> Task description:
Repeat each record below exactly, dropping the pictures.

> Data for this task:
-*-*-

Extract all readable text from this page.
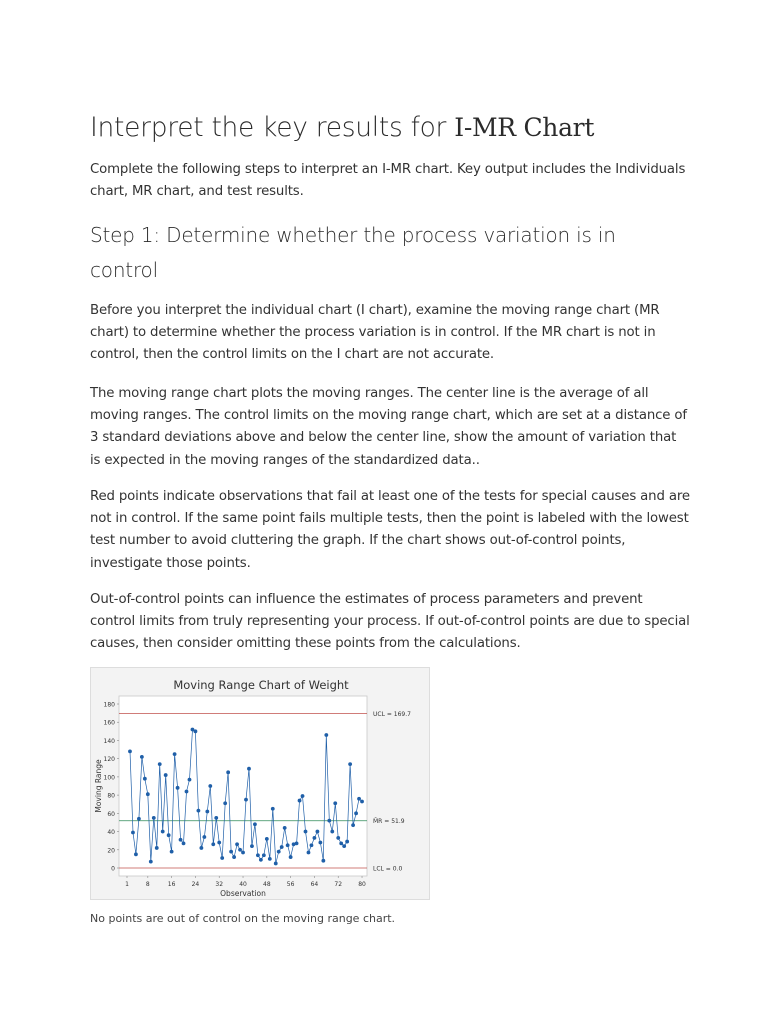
Interpret the key results for I-MR Chart
Complete the following steps to interpret an I-MR chart. Key output includes the Individuals chart, MR chart, and test results.
Step 1: Determine whether the process variation is in control
Before you interpret the individual chart (I chart), examine the moving range chart (MR chart) to determine whether the process variation is in control. If the MR chart is not in control, then the control limits on the I chart are not accurate.
The moving range chart plots the moving ranges. The center line is the average of all moving ranges. The control limits on the moving range chart, which are set at a distance of 3 standard deviations above and below the center line, show the amount of variation that is expected in the moving ranges of the standardized data..
Red points indicate observations that fail at least one of the tests for special causes and are not in control. If the same point fails multiple tests, then the point is labeled with the lowest test number to avoid cluttering the graph. If the chart shows out-of-control points, investigate those points.
Out-of-control points can influence the estimates of process parameters and prevent control limits from truly representing your process. If out-of-control points are due to special causes, then consider omitting these points from the calculations.
Moving Range Chart of Weight
0
20
40
60
80
100
120
140
160
180
1	8	16	24	32	40	48	56	64	72	80
UCL = 169.7
M̄R = 51.9
LCL = 0.0
Observation
Moving Range
No points are out of control on the moving range chart.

-*-*-

> Answer below:
Extract all readable text from this page.
Interpret the key results for I-MR Chart
Complete the following steps to interpret an I-MR chart. Key output includes the Individuals chart, MR chart, and test results.
Step 1: Determine whether the process variation is in control
Before you interpret the individual chart (I chart), examine the moving range chart (MR chart) to determine whether the process variation is in control. If the MR chart is not in control, then the control limits on the I chart are not accurate.
The moving range chart plots the moving ranges. The center line is the average of all moving ranges. The control limits on the moving range chart, which are set at a distance of 3 standard deviations above and below the center line, show the amount of variation that is expected in the moving ranges of the standardized data..
Red points indicate observations that fail at least one of the tests for special causes and are not in control. If the same point fails multiple tests, then the point is labeled with the lowest test number to avoid cluttering the graph. If the chart shows out-of-control points, investigate those points.
Out-of-control points can influence the estimates of process parameters and prevent control limits from truly representing your process. If out-of-control points are due to special causes, then consider omitting these points from the calculations.
Moving Range Chart of Weight
0
20
40
60
80
100
120
140
160
180
1	8	16	24	32	40	48	56	64	72	80
UCL = 169.7
M̄R = 51.9
LCL = 0.0
Observation
Moving Range
No points are out of control on the moving range chart.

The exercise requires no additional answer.